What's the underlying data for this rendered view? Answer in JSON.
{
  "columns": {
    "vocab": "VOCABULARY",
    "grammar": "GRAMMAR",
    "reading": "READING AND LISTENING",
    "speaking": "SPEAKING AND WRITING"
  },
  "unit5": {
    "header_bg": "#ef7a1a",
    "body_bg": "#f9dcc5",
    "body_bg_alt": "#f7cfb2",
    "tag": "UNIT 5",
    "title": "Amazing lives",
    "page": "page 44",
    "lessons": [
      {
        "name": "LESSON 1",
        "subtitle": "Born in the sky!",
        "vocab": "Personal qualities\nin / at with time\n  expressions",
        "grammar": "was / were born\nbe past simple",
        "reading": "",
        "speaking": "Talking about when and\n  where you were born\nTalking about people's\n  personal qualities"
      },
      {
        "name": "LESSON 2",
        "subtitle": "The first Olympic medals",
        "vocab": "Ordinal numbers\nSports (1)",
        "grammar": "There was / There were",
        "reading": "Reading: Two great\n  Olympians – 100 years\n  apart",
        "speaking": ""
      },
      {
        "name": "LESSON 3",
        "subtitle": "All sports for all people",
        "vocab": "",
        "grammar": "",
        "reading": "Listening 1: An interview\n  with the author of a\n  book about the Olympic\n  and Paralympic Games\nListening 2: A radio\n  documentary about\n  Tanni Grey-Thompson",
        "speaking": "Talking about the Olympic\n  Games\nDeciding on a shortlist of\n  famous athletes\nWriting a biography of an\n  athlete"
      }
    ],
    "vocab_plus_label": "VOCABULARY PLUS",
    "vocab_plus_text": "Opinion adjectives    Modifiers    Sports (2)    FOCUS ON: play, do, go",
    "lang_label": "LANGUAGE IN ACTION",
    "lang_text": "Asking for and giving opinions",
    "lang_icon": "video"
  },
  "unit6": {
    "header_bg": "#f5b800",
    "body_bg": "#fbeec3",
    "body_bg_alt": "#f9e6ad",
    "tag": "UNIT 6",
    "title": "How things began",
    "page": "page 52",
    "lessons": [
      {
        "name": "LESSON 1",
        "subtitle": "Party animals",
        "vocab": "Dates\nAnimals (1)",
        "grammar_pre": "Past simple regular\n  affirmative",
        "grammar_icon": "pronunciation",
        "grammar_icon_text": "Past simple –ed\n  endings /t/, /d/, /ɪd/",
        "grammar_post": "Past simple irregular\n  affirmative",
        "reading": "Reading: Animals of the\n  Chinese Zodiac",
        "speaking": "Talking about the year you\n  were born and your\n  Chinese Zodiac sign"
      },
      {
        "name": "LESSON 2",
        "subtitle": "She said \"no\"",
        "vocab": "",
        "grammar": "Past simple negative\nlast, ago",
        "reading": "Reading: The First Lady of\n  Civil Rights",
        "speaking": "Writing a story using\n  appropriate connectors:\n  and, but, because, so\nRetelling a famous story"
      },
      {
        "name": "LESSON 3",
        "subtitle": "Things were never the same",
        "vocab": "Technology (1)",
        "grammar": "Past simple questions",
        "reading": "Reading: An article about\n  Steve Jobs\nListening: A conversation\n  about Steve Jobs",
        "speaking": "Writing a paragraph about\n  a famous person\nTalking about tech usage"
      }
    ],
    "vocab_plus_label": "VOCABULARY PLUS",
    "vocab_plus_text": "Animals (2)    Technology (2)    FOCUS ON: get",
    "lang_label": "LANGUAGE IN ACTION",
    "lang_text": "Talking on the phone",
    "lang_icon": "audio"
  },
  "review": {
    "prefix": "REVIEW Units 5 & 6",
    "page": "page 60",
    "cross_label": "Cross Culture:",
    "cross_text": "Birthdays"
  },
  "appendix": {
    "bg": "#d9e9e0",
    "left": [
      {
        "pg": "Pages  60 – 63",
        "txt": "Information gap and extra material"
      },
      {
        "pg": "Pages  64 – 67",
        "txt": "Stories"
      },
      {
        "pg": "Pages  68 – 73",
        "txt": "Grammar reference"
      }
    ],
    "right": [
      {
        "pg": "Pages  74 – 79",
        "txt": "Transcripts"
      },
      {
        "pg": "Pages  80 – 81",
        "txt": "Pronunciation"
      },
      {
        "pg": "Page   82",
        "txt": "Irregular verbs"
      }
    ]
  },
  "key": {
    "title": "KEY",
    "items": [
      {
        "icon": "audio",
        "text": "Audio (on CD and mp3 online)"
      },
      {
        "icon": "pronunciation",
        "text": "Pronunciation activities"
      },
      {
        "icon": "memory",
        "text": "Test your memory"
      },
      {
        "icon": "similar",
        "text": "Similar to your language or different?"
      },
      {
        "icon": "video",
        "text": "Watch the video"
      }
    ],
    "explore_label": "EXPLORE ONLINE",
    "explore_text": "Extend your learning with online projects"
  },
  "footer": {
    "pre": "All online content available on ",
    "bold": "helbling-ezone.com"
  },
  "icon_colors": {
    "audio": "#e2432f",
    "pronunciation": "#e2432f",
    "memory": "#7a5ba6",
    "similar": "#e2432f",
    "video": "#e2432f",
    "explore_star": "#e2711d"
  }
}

************

YOUR INSTRUCTIONS: Each line that holds the word "people" should be extracted from the records.

RESULT:
        "speaking": "Talking about when and\n  where you were born\nTalking about people's\n  personal qualities"
        "subtitle": "All sports for all people",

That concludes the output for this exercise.